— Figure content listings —
==========
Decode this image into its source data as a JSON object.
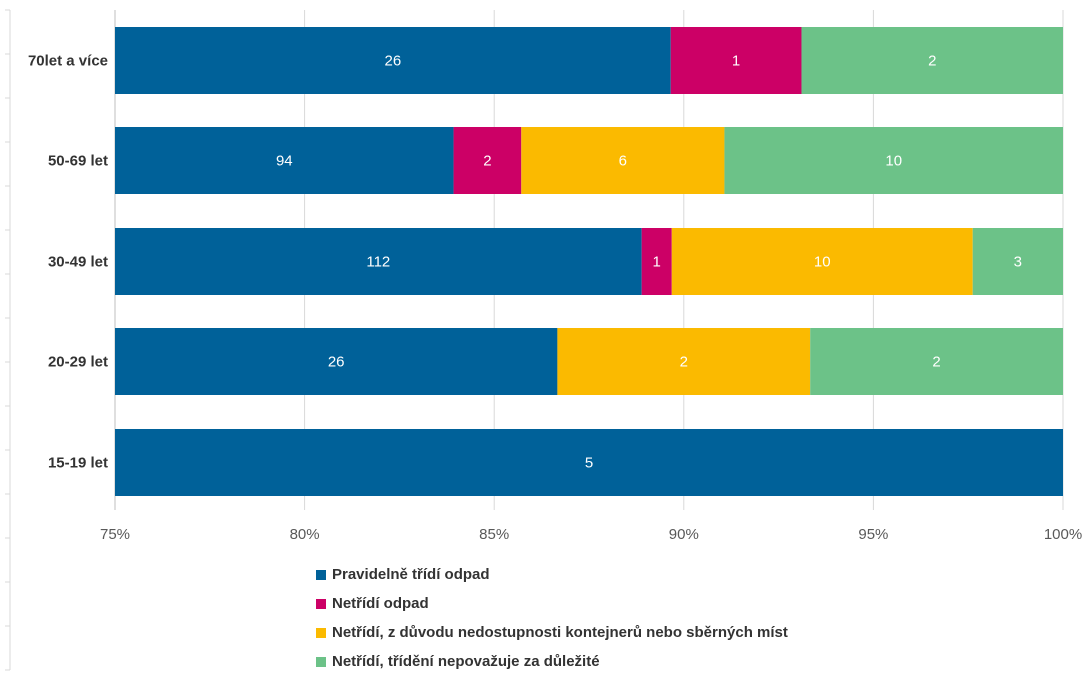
{
  "chart_data": {
    "type": "bar",
    "orientation": "horizontal",
    "stacked": "percent",
    "categories": [
      "70let a více",
      "50-69 let",
      "30-49 let",
      "20-29 let",
      "15-19 let"
    ],
    "series": [
      {
        "name": "Pravidelně třídí odpad",
        "color": "#006199",
        "values": [
          26,
          94,
          112,
          26,
          5
        ]
      },
      {
        "name": "Netřídí odpad",
        "color": "#CC0066",
        "values": [
          1,
          2,
          1,
          0,
          0
        ]
      },
      {
        "name": "Netřídí,  z důvodu nedostupnosti kontejnerů nebo sběrných míst",
        "color": "#FBBA00",
        "values": [
          0,
          6,
          10,
          2,
          0
        ]
      },
      {
        "name": "Netřídí, třídění nepovažuje za důležité",
        "color": "#6CC288",
        "values": [
          2,
          10,
          3,
          2,
          0
        ]
      }
    ],
    "xlim": [
      75,
      100
    ],
    "xticks": [
      "75%",
      "80%",
      "85%",
      "90%",
      "95%",
      "100%"
    ],
    "grid": true,
    "legend_position": "bottom"
  }
}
==========
— EXERCISE BRIEF —
Make an exact copy of the records above, with the pictures left out.

— EXERCISE RESPONSE —
Decode this image into its source data as a JSON object.
{
  "chart_data": {
    "type": "bar",
    "orientation": "horizontal",
    "stacked": "percent",
    "categories": [
      "70let a více",
      "50-69 let",
      "30-49 let",
      "20-29 let",
      "15-19 let"
    ],
    "series": [
      {
        "name": "Pravidelně třídí odpad",
        "color": "#006199",
        "values": [
          26,
          94,
          112,
          26,
          5
        ]
      },
      {
        "name": "Netřídí odpad",
        "color": "#CC0066",
        "values": [
          1,
          2,
          1,
          0,
          0
        ]
      },
      {
        "name": "Netřídí,  z důvodu nedostupnosti kontejnerů nebo sběrných míst",
        "color": "#FBBA00",
        "values": [
          0,
          6,
          10,
          2,
          0
        ]
      },
      {
        "name": "Netřídí, třídění nepovažuje za důležité",
        "color": "#6CC288",
        "values": [
          2,
          10,
          3,
          2,
          0
        ]
      }
    ],
    "xlim": [
      75,
      100
    ],
    "xticks": [
      "75%",
      "80%",
      "85%",
      "90%",
      "95%",
      "100%"
    ],
    "grid": true,
    "legend_position": "bottom"
  }
}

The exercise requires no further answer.